# START OF Dataset records

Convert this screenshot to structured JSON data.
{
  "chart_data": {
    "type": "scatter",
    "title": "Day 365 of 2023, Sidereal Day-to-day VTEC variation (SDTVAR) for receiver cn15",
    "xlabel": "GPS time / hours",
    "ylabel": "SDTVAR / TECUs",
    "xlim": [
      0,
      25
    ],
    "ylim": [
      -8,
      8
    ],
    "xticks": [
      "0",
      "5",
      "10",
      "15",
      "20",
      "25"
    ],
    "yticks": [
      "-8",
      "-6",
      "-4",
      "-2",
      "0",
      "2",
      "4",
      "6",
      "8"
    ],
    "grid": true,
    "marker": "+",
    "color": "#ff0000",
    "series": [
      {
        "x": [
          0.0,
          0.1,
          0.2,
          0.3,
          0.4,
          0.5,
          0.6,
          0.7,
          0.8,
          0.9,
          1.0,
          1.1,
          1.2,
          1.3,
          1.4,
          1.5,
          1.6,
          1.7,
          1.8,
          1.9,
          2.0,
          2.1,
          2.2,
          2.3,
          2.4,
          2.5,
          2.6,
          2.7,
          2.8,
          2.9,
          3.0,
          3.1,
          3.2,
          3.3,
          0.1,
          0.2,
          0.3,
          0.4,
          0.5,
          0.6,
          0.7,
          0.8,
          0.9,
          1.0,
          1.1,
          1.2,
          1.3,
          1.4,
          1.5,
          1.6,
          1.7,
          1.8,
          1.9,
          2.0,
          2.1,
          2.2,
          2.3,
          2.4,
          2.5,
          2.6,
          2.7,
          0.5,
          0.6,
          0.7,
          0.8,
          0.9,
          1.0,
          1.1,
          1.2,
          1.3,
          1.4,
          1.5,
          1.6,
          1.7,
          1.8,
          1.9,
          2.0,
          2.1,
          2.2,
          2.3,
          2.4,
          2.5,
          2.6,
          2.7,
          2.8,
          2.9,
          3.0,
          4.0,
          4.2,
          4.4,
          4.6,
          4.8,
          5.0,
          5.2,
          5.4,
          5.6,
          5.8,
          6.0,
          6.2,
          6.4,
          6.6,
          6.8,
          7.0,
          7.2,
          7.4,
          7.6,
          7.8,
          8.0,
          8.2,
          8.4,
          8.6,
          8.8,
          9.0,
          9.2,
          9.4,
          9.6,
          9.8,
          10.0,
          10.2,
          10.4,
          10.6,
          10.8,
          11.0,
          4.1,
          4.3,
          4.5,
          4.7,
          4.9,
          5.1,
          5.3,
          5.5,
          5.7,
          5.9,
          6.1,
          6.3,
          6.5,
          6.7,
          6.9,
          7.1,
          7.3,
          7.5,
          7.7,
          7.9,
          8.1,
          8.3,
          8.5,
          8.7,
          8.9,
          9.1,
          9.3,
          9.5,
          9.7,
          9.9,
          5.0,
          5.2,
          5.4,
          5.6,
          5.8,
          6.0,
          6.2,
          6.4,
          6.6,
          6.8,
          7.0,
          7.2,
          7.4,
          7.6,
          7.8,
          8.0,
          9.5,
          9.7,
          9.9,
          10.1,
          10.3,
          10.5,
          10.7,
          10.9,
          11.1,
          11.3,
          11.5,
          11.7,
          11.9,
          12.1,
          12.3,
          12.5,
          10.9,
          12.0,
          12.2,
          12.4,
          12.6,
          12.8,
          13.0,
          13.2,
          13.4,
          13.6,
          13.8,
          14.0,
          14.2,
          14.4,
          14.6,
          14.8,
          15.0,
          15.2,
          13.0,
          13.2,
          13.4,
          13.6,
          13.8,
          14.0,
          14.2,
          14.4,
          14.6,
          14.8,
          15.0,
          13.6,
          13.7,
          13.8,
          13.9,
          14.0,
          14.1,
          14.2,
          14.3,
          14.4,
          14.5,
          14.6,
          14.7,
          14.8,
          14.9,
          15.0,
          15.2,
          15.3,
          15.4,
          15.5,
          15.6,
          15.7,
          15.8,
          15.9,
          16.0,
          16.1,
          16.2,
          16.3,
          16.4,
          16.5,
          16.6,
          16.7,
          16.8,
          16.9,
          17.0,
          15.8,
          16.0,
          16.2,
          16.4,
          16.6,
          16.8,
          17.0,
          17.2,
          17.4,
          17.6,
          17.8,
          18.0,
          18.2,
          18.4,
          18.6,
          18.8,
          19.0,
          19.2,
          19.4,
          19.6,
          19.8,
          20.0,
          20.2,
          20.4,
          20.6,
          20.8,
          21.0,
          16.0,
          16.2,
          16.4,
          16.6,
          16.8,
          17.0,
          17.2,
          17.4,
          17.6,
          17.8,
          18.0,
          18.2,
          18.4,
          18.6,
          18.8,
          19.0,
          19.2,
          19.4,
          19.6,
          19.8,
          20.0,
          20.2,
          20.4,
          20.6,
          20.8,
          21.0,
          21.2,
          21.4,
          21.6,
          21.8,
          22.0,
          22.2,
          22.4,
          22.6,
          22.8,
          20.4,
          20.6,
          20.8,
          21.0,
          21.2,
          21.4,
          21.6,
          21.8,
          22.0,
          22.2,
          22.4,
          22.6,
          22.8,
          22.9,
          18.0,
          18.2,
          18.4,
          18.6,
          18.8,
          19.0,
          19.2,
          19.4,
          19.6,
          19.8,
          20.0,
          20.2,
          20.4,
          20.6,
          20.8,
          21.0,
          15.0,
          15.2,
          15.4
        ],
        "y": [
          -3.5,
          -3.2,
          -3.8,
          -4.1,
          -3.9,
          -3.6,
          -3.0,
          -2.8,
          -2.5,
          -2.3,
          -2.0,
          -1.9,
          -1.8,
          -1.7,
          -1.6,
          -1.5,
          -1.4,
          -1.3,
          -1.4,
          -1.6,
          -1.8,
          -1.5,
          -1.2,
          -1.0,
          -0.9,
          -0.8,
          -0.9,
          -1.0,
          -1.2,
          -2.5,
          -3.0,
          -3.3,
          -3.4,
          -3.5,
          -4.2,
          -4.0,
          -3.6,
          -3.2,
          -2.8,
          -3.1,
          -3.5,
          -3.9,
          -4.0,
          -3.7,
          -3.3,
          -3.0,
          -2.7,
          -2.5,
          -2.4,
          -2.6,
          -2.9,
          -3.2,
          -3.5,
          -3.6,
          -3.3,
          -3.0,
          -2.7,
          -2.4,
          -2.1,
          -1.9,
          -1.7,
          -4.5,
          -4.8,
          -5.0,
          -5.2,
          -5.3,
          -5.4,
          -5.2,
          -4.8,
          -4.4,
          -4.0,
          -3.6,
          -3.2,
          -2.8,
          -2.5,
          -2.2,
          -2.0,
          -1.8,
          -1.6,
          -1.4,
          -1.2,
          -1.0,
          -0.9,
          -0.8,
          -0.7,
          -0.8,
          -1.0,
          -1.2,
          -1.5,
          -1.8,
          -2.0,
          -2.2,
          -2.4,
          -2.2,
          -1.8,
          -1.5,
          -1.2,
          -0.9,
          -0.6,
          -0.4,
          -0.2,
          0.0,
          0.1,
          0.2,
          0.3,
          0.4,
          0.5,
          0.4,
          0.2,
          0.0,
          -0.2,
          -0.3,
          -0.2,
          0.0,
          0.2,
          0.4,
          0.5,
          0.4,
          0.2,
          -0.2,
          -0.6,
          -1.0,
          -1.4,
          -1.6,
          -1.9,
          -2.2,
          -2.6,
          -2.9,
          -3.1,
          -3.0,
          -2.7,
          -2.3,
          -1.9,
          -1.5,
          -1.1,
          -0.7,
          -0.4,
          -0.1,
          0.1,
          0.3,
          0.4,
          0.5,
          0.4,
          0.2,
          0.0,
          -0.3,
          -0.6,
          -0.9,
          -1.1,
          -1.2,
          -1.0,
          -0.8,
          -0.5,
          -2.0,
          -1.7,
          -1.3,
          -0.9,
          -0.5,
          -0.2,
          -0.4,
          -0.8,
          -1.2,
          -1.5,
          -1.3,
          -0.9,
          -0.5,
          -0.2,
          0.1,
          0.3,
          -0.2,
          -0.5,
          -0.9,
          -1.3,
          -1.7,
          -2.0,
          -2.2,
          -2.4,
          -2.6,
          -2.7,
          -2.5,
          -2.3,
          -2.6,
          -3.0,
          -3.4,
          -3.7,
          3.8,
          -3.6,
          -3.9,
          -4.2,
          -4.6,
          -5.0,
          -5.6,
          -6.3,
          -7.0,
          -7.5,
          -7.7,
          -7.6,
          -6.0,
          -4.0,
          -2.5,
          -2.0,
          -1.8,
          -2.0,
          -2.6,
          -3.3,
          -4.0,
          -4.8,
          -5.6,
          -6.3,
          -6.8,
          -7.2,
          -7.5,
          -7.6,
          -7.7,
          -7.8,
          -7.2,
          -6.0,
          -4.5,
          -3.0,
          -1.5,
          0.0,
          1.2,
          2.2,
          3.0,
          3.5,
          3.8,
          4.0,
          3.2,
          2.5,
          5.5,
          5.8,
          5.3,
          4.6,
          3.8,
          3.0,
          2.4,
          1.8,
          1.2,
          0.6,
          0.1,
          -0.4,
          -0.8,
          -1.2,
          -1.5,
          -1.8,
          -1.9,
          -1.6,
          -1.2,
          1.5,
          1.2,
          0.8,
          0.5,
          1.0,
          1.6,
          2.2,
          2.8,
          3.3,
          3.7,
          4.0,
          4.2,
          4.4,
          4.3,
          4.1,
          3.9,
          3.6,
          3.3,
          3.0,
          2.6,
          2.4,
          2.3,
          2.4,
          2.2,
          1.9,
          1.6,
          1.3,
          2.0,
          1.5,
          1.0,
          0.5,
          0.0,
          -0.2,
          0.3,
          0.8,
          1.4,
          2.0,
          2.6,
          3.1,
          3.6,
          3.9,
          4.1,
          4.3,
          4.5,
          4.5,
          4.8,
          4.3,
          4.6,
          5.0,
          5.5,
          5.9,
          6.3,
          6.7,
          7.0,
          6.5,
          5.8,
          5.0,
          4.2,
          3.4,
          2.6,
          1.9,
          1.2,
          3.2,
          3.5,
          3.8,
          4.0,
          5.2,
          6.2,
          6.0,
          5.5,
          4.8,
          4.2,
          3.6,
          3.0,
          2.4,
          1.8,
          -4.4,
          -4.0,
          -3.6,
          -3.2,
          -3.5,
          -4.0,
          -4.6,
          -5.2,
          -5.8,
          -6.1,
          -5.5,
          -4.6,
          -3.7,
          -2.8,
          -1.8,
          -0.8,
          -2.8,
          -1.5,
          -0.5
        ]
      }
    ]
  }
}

# END OF Dataset records
# START OF Dataset records

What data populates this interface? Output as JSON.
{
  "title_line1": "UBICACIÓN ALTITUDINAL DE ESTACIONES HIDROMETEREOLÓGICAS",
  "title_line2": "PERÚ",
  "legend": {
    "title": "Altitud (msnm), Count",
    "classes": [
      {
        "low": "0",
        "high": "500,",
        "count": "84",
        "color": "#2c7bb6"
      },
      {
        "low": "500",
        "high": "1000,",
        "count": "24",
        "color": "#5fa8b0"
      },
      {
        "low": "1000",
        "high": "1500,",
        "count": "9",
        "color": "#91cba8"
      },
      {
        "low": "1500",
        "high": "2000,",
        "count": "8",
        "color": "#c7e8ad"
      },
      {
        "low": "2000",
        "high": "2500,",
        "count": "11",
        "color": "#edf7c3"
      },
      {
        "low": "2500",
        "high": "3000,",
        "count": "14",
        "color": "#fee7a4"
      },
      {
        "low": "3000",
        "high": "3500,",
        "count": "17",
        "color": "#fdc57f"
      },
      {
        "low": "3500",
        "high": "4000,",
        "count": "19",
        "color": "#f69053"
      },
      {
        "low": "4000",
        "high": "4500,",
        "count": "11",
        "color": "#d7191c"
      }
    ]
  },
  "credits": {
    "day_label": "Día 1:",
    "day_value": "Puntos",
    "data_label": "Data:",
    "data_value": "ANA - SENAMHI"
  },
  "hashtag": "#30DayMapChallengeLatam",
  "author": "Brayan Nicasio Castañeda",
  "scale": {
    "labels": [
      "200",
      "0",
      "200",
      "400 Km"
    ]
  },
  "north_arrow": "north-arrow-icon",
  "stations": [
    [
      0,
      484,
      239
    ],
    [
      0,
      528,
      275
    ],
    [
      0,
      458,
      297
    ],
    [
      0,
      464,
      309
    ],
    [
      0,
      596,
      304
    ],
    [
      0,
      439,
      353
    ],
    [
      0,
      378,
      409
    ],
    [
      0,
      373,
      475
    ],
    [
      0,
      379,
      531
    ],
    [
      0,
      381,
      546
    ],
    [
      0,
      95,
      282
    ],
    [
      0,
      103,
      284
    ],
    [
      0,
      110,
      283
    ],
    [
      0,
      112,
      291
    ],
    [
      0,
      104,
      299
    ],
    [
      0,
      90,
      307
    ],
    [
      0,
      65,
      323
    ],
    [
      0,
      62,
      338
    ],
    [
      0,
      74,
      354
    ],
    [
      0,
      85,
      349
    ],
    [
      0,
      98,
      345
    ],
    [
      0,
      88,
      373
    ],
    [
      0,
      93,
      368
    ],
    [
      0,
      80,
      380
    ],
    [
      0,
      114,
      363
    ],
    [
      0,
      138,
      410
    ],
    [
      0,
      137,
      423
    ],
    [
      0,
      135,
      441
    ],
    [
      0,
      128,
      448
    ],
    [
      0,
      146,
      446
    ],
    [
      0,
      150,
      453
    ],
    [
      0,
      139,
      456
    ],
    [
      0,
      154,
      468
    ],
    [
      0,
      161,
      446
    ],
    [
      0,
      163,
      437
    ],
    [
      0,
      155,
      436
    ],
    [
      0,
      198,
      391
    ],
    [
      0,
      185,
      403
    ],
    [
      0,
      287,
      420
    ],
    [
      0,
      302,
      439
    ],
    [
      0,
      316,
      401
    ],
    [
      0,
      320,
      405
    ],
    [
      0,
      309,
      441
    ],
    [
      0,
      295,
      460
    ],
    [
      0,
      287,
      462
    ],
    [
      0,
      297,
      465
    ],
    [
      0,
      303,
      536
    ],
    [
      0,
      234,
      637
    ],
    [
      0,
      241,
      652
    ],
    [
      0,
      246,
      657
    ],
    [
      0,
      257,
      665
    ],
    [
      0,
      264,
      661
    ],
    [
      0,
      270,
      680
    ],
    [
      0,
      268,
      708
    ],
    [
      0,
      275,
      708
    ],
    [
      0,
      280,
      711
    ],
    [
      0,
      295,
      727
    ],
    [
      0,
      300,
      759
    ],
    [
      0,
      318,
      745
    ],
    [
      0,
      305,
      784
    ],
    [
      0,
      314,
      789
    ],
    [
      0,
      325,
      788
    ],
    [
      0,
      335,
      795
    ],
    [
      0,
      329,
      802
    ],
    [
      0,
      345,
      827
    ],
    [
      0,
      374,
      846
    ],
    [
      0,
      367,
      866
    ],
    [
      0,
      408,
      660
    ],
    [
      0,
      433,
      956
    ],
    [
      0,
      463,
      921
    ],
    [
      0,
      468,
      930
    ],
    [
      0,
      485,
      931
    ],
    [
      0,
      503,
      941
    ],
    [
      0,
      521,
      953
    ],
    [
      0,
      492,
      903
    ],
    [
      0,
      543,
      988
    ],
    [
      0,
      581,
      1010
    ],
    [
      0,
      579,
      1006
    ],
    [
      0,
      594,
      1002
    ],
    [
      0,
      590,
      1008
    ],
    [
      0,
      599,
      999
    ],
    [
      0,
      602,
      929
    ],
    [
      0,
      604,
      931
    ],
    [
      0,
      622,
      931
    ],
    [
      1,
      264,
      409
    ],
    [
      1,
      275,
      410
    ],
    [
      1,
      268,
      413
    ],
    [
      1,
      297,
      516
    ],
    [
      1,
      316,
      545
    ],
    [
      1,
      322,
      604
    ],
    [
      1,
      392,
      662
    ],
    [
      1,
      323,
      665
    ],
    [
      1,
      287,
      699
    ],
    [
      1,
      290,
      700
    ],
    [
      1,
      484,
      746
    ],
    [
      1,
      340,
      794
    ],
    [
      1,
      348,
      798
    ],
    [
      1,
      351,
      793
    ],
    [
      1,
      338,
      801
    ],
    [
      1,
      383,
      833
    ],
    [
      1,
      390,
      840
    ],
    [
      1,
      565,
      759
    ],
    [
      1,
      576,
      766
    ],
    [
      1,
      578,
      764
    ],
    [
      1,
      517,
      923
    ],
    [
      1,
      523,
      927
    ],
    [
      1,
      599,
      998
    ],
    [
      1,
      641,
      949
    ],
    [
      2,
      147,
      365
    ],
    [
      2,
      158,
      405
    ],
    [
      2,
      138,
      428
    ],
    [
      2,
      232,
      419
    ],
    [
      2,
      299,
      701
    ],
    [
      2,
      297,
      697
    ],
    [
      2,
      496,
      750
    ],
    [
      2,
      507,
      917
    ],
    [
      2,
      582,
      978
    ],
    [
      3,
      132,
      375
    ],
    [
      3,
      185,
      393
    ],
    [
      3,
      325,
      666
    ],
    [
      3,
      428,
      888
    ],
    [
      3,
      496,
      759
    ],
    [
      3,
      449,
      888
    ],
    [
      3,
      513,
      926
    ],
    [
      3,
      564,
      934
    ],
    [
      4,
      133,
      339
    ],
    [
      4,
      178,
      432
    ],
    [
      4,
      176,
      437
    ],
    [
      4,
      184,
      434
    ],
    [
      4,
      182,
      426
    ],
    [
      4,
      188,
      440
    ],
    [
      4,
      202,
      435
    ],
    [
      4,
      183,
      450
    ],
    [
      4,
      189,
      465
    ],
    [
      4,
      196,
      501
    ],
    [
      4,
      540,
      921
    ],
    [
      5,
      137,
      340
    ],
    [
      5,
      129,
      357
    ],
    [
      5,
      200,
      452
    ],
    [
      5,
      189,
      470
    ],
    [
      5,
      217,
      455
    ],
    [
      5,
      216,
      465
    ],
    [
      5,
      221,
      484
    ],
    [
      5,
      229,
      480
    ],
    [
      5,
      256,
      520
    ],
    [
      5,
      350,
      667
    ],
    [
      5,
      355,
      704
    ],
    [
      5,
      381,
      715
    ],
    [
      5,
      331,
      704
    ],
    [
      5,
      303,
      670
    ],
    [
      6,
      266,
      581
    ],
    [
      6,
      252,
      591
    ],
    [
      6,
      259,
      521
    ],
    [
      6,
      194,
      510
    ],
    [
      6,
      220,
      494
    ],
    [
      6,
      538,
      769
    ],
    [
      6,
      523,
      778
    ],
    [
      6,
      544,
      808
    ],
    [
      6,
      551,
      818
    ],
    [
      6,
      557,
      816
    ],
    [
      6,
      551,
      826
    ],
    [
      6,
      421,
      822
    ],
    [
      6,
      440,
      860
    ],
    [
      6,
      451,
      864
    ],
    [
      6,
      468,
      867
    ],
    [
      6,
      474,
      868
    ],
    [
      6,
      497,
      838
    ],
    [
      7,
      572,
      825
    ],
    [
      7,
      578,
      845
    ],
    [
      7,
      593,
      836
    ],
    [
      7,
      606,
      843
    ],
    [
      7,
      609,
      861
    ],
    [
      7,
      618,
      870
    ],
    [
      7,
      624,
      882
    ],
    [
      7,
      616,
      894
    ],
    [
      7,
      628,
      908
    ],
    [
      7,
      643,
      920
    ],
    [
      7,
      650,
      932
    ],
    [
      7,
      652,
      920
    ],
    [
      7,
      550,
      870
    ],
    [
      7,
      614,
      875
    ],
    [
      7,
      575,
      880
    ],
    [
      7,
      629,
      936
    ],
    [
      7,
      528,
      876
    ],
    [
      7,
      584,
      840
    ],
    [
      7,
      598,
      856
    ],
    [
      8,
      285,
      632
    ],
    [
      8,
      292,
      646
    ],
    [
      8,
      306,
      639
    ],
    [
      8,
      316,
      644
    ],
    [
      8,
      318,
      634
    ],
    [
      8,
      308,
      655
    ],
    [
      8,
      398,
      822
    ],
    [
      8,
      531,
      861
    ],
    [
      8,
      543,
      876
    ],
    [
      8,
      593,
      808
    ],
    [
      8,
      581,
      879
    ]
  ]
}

# END OF Dataset records

→ Exercise:
Report how many lines contain "SDTVAR". Give nothing but the number.

→ Answer in full:
2